↓↓↓
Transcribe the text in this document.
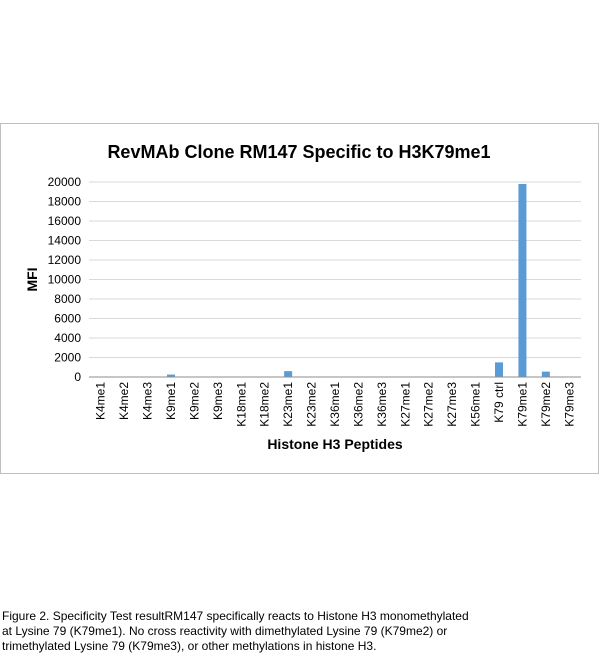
RevMAb Clone RM147 Specific to H3K79me1
0
2000
4000
6000
8000
10000
12000
14000
16000
18000
20000
K4me1 K4me2 K4me3 K9me1 K9me2 K9me3 K18me1 K18me2 K23me1 K23me2 K36me1 K36me2 K36me3 K27me1 K27me2 K27me3 K56me1 K79 ctrl K79me1 K79me2 K79me3
MFI
Histone H3 Peptides
Figure 2. Specificity Test resultRM147 specifically reacts to Histone H3 monomethylated
at Lysine 79 (K79me1). No cross reactivity with dimethylated Lysine 79 (K79me2) or
trimethylated Lysine 79 (K79me3), or other methylations in histone H3.
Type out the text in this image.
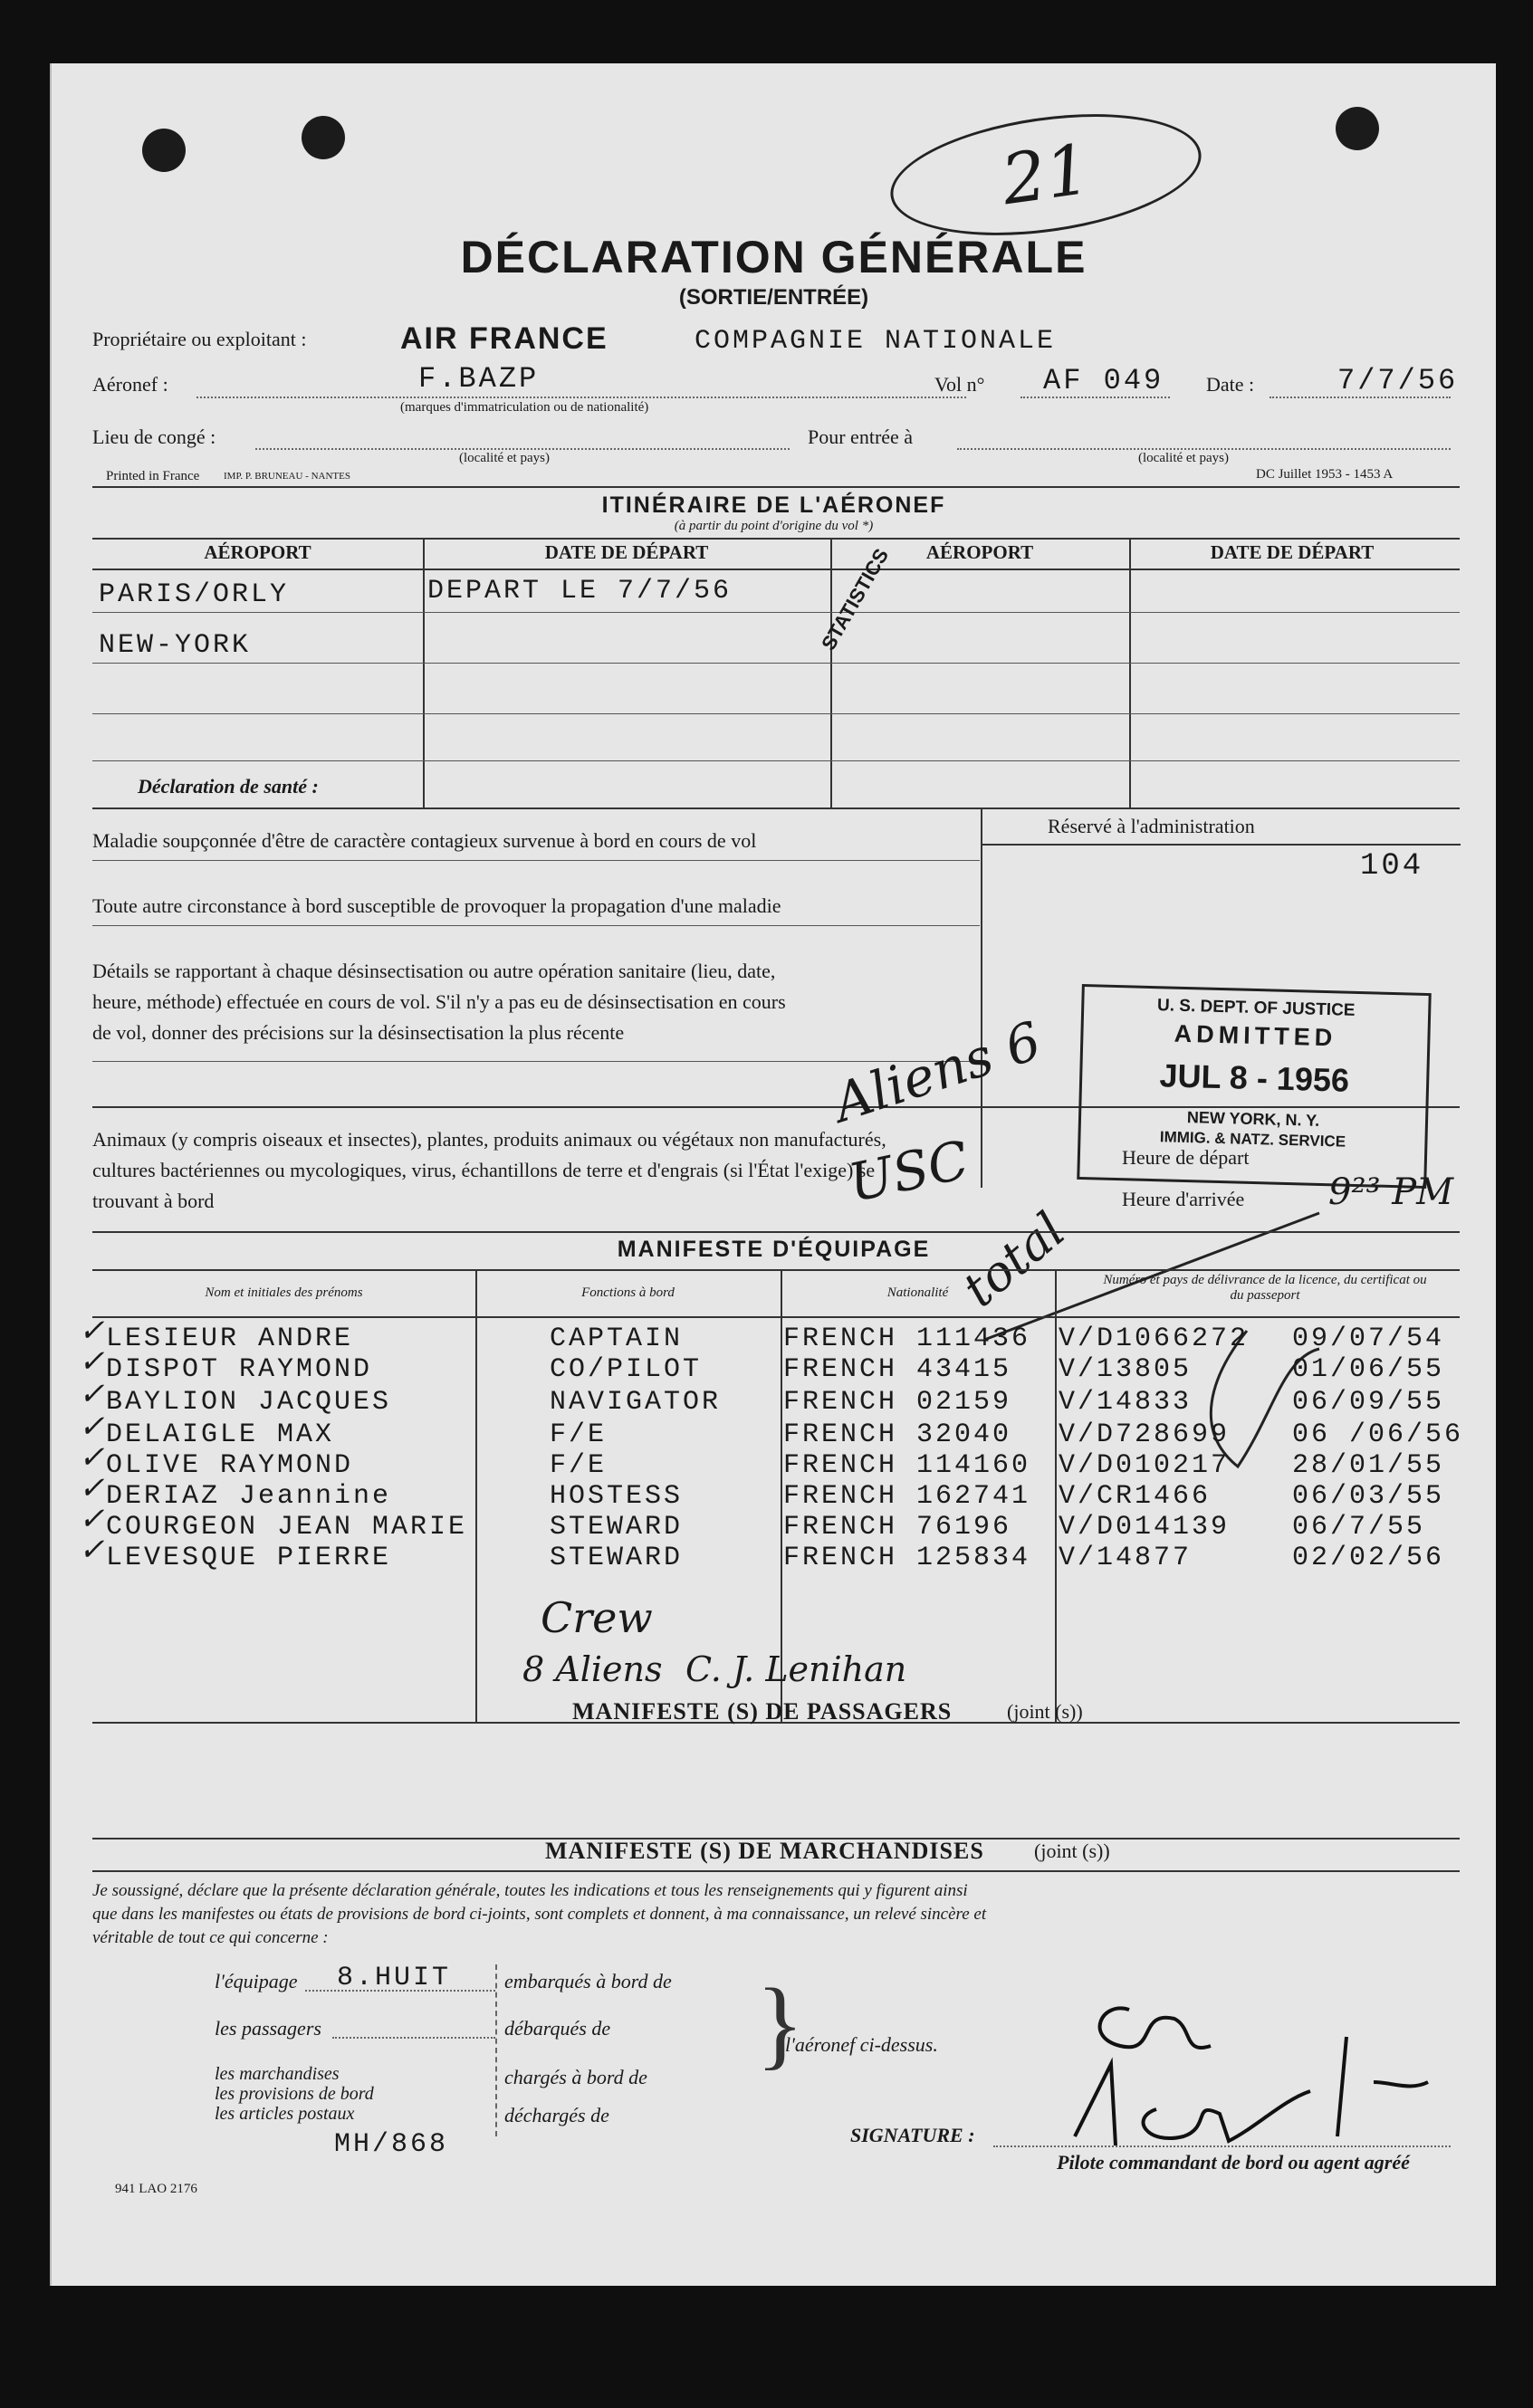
21
DÉCLARATION GÉNÉRALE
(SORTIE/ENTRÉE)
Propriétaire ou exploitant :	AIR FRANCE	COMPAGNIE NATIONALE
Aéronef :	F.BAZP
(marques d'immatriculation ou de nationalité)
Vol n° AF 049 Date :	7/7/56
Lieu de congé :
(localité et pays)
Pour entrée à
(localité et pays)
Printed in France IMP. P. BRUNEAU - NANTES	DC Juillet 1953 - 1453 A
ITINÉRAIRE DE L'AÉRONEF
(à partir du point d'origine du vol *)
AÉROPORT	DATE DE DÉPART	AÉROPORT	DATE DE DÉPART
PARIS/ORLY	DEPART LE 7/7/56
NEW-YORK	STATISTICS
Réservé à l'administration
104
Déclaration de santé :
Maladie soupçonnée d'être de caractère contagieux survenue à bord en cours de vol
Toute autre circonstance à bord susceptible de provoquer la propagation d'une maladie
Détails se rapportant à chaque désinsectisation ou autre opération sanitaire (lieu, date,
heure, méthode) effectuée en cours de vol. S'il n'y a pas eu de désinsectisation en cours
de vol, donner des précisions sur la désinsectisation la plus récente
Animaux (y compris oiseaux et insectes), plantes, produits animaux ou végétaux non manufacturés,
cultures bactériennes ou mycologiques, virus, échantillons de terre et d'engrais (si l'État l'exige) se
trouvant à bord
U. S. DEPT. OF JUSTICE
ADMITTED
JUL 8 - 1956
NEW YORK, N. Y.
IMMIG. & NATZ. SERVICE
Heure de départ
Heure d'arrivée 9²³ PM
Aliens 6
USC
total
MANIFESTE D'ÉQUIPAGE
Nom et initiales des prénoms	Fonctions à bord	Nationalité
Numéro et pays de délivrance de la licence, du certificat ou du passeport
✓ LESIEUR ANDRE	CAPTAIN	FRENCH 111436 V/D1066272 09/07/54
✓ DISPOT RAYMOND	CO/PILOT	FRENCH 43415 V/13805	01/06/55
✓ BAYLION JACQUES	NAVIGATOR FRENCH 02159 V/14833	06/09/55
✓ DELAIGLE MAX	F/E	FRENCH 32040 V/D728699 06 /06/56
✓ OLIVE RAYMOND	F/E	FRENCH 114160 V/D010217 28/01/55
✓ DERIAZ Jeannine	HOSTESS	FRENCH 162741 V/CR1466	06/03/55
✓ COURGEON JEAN MARIE	STEWARD	FRENCH 76196 V/D014139 06/7/55
✓ LEVESQUE PIERRE	STEWARD	FRENCH 125834 V/14877	02/02/56
Crew
8 Aliens C. J. Lenihan
MANIFESTE (S) DE PASSAGERS	(joint (s))
MANIFESTE (S) DE MARCHANDISES	(joint (s))
Je soussigné, déclare que la présente déclaration générale, toutes les indications et tous les renseignements qui y figurent ainsi
que dans les manifestes ou états de provisions de bord ci-joints, sont complets et donnent, à ma connaissance, un relevé sincère et
véritable de tout ce qui concerne :
l'équipage 8.HUIT	embarqués à bord de
les passagers	débarqués de
les marchandises
les provisions de bord
les articles postaux
chargés à bord de
déchargés de
}
l'aéronef ci-dessus.
SIGNATURE :
Pilote commandant de bord ou agent agréé
MH/868
941 LAO 2176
↑↑↑
* Directions for this task
When a line in the material above holds the word "provisions", count it; report only the total.

* Reply
2